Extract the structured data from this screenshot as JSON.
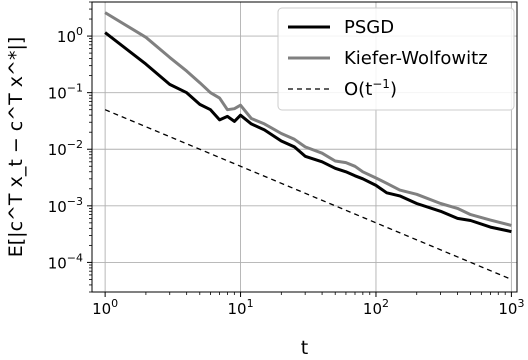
{
  "chart_data": {
    "type": "line",
    "xscale": "log",
    "yscale": "log",
    "xlim": [
      0.8,
      1100
    ],
    "ylim": [
      3e-05,
      4
    ],
    "xticks": [
      1,
      10,
      100,
      1000
    ],
    "xtick_labels": [
      "10^0",
      "10^1",
      "10^2",
      "10^3"
    ],
    "yticks": [
      0.0001,
      0.001,
      0.01,
      0.1,
      1
    ],
    "ytick_labels": [
      "10^-4",
      "10^-3",
      "10^-2",
      "10^-1",
      "10^0"
    ],
    "xlabel": "t",
    "ylabel": "E[|c^T x_t − c^T x^*|]",
    "grid": true,
    "legend": {
      "position": "top-right"
    },
    "series": [
      {
        "name": "PSGD",
        "color": "#000000",
        "style": "solid",
        "x": [
          1,
          2,
          3,
          4,
          5,
          6,
          7,
          8,
          9,
          10,
          12,
          15,
          20,
          25,
          30,
          40,
          50,
          60,
          70,
          80,
          100,
          120,
          150,
          200,
          300,
          400,
          500,
          700,
          1000
        ],
        "y": [
          1.15,
          0.32,
          0.14,
          0.1,
          0.062,
          0.05,
          0.033,
          0.038,
          0.031,
          0.04,
          0.028,
          0.022,
          0.014,
          0.011,
          0.0075,
          0.006,
          0.0046,
          0.004,
          0.0034,
          0.003,
          0.0023,
          0.0017,
          0.0015,
          0.0011,
          0.0008,
          0.0006,
          0.00055,
          0.00042,
          0.00035
        ]
      },
      {
        "name": "Kiefer-Wolfowitz",
        "color": "#808080",
        "style": "solid",
        "x": [
          1,
          2,
          3,
          4,
          5,
          6,
          7,
          8,
          9,
          10,
          12,
          15,
          20,
          25,
          30,
          40,
          50,
          60,
          70,
          80,
          100,
          120,
          150,
          200,
          300,
          400,
          500,
          700,
          1000
        ],
        "y": [
          2.6,
          0.95,
          0.42,
          0.24,
          0.15,
          0.1,
          0.08,
          0.05,
          0.052,
          0.06,
          0.035,
          0.028,
          0.019,
          0.015,
          0.011,
          0.0085,
          0.0062,
          0.0058,
          0.005,
          0.004,
          0.0031,
          0.0025,
          0.0019,
          0.0016,
          0.0011,
          0.0009,
          0.0007,
          0.00056,
          0.00045
        ]
      },
      {
        "name": "O(t^-1)",
        "color": "#000000",
        "style": "dashed",
        "x": [
          1,
          1000
        ],
        "y": [
          0.05,
          5e-05
        ]
      }
    ]
  }
}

Problem description — Pictures in the records above are not copied; print everything else exactly.

The response —
Extract the structured data from this screenshot as JSON.
{
  "chart_data": {
    "type": "line",
    "xscale": "log",
    "yscale": "log",
    "xlim": [
      0.8,
      1100
    ],
    "ylim": [
      3e-05,
      4
    ],
    "xticks": [
      1,
      10,
      100,
      1000
    ],
    "xtick_labels": [
      "10^0",
      "10^1",
      "10^2",
      "10^3"
    ],
    "yticks": [
      0.0001,
      0.001,
      0.01,
      0.1,
      1
    ],
    "ytick_labels": [
      "10^-4",
      "10^-3",
      "10^-2",
      "10^-1",
      "10^0"
    ],
    "xlabel": "t",
    "ylabel": "E[|c^T x_t − c^T x^*|]",
    "grid": true,
    "legend": {
      "position": "top-right"
    },
    "series": [
      {
        "name": "PSGD",
        "color": "#000000",
        "style": "solid",
        "x": [
          1,
          2,
          3,
          4,
          5,
          6,
          7,
          8,
          9,
          10,
          12,
          15,
          20,
          25,
          30,
          40,
          50,
          60,
          70,
          80,
          100,
          120,
          150,
          200,
          300,
          400,
          500,
          700,
          1000
        ],
        "y": [
          1.15,
          0.32,
          0.14,
          0.1,
          0.062,
          0.05,
          0.033,
          0.038,
          0.031,
          0.04,
          0.028,
          0.022,
          0.014,
          0.011,
          0.0075,
          0.006,
          0.0046,
          0.004,
          0.0034,
          0.003,
          0.0023,
          0.0017,
          0.0015,
          0.0011,
          0.0008,
          0.0006,
          0.00055,
          0.00042,
          0.00035
        ]
      },
      {
        "name": "Kiefer-Wolfowitz",
        "color": "#808080",
        "style": "solid",
        "x": [
          1,
          2,
          3,
          4,
          5,
          6,
          7,
          8,
          9,
          10,
          12,
          15,
          20,
          25,
          30,
          40,
          50,
          60,
          70,
          80,
          100,
          120,
          150,
          200,
          300,
          400,
          500,
          700,
          1000
        ],
        "y": [
          2.6,
          0.95,
          0.42,
          0.24,
          0.15,
          0.1,
          0.08,
          0.05,
          0.052,
          0.06,
          0.035,
          0.028,
          0.019,
          0.015,
          0.011,
          0.0085,
          0.0062,
          0.0058,
          0.005,
          0.004,
          0.0031,
          0.0025,
          0.0019,
          0.0016,
          0.0011,
          0.0009,
          0.0007,
          0.00056,
          0.00045
        ]
      },
      {
        "name": "O(t^-1)",
        "color": "#000000",
        "style": "dashed",
        "x": [
          1,
          1000
        ],
        "y": [
          0.05,
          5e-05
        ]
      }
    ]
  }
}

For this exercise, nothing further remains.